EXERCISE REQUIREMENTS:
Write out the full set of records exactly. Any pictures in them do not belong in the copy.

DATA TO USE:
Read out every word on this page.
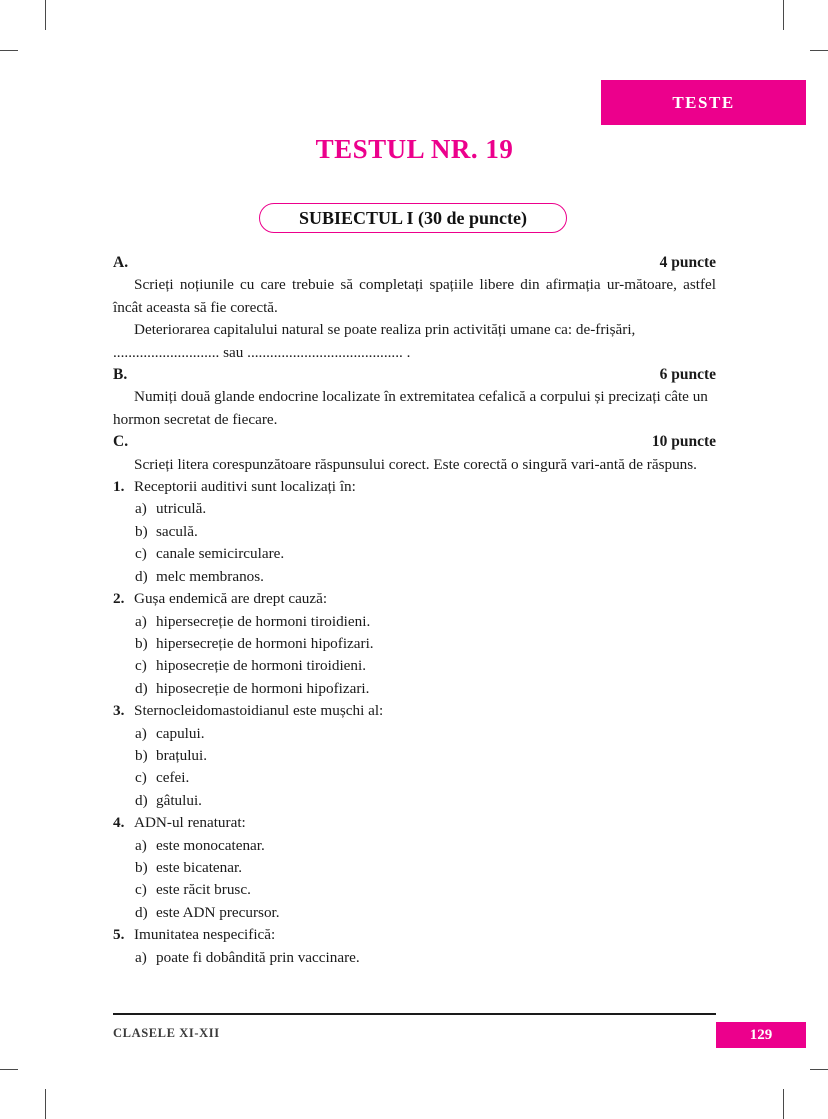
TESTE
TESTUL NR. 19
SUBIECTUL I (30 de puncte)
A.	4 puncte

Scrieți noțiunile cu care trebuie să completați spațiile libere din afirmația ur-mătoare, astfel încât aceasta să fie corectă.

Deteriorarea capitalului natural se poate realiza prin activități umane ca: de-frișări, ............................ sau ......................................... .

B.	6 puncte

Numiți două glande endocrine localizate în extremitatea cefalică a corpului și precizați câte un hormon secretat de fiecare.

C.	10 puncte

Scrieți litera corespunzătoare răspunsului corect. Este corectă o singură vari-antă de răspuns.

1. Receptorii auditivi sunt localizați în:
a) utriculă.
b) saculă.
c) canale semicirculare.
d) melc membranos.
2. Gușa endemică are drept cauză:
a) hipersecreție de hormoni tiroidieni.
b) hipersecreție de hormoni hipofizari.
c) hiposecreție de hormoni tiroidieni.
d) hiposecreție de hormoni hipofizari.
3. Sternocleidomastoidianul este mușchi al:
a) capului.
b) brațului.
c) cefei.
d) gâtului.
4. ADN-ul renaturat:
a) este monocatenar.
b) este bicatenar.
c) este răcit brusc.
d) este ADN precursor.
5. Imunitatea nespecifică:
a) poate fi dobândită prin vaccinare.
CLASELE XI-XII	129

FINAL RESULT:
Read out every word on this page.
TESTE
TESTUL NR. 19
SUBIECTUL I (30 de puncte)
A.	4 puncte

Scrieți noțiunile cu care trebuie să completați spațiile libere din afirmația ur-mătoare, astfel încât aceasta să fie corectă.

Deteriorarea capitalului natural se poate realiza prin activități umane ca: de-frișări, ............................ sau ......................................... .

B.	6 puncte

Numiți două glande endocrine localizate în extremitatea cefalică a corpului și precizați câte un hormon secretat de fiecare.

C.	10 puncte

Scrieți litera corespunzătoare răspunsului corect. Este corectă o singură vari-antă de răspuns.

1. Receptorii auditivi sunt localizați în:
a) utriculă.
b) saculă.
c) canale semicirculare.
d) melc membranos.
2. Gușa endemică are drept cauză:
a) hipersecreție de hormoni tiroidieni.
b) hipersecreție de hormoni hipofizari.
c) hiposecreție de hormoni tiroidieni.
d) hiposecreție de hormoni hipofizari.
3. Sternocleidomastoidianul este mușchi al:
a) capului.
b) brațului.
c) cefei.
d) gâtului.
4. ADN-ul renaturat:
a) este monocatenar.
b) este bicatenar.
c) este răcit brusc.
d) este ADN precursor.
5. Imunitatea nespecifică:
a) poate fi dobândită prin vaccinare.
CLASELE XI-XII	129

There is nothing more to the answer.